* **What the task requires**: How many lines below include the string "Ariogermanische"? State the number alone.
== Data for this task
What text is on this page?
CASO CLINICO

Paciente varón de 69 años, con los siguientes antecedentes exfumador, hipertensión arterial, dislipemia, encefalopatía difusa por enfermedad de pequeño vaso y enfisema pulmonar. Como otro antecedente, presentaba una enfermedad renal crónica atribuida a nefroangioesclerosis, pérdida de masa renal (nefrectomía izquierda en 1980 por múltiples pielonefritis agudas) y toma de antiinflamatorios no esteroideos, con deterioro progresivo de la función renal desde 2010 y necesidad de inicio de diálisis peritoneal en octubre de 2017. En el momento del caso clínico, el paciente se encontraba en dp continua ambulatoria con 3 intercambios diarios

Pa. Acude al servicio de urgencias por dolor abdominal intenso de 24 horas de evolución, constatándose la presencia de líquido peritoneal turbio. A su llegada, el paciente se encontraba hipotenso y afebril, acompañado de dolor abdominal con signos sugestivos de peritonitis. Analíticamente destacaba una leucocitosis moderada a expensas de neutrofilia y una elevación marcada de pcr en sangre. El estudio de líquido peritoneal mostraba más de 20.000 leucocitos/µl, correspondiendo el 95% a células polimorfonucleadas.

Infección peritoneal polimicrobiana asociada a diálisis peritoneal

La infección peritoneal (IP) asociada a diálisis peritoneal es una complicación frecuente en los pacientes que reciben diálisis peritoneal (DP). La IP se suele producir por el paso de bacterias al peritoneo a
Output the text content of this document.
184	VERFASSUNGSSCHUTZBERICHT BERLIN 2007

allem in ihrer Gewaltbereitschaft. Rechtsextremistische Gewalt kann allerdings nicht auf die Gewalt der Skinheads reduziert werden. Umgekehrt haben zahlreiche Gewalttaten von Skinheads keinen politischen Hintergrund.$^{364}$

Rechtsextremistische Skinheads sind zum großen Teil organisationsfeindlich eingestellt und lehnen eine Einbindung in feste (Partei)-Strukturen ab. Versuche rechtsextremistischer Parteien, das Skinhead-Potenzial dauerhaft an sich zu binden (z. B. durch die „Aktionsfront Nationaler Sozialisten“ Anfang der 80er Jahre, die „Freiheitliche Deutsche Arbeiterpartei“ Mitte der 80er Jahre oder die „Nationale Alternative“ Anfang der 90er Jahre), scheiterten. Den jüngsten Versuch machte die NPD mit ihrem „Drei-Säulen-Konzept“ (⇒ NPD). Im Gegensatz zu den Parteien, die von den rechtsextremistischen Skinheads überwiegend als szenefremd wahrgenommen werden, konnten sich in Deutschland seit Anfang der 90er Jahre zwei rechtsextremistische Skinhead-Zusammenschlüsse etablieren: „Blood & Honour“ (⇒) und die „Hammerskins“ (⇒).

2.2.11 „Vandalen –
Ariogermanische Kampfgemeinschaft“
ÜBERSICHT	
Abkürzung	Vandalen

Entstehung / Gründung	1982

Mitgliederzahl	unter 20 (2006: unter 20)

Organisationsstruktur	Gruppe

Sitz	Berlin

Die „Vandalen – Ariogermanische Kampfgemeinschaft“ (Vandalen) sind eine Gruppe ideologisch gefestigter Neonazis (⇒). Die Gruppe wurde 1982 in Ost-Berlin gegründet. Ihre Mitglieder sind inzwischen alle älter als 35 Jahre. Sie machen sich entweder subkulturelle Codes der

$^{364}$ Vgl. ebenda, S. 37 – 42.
====
* **Exercise result**: 2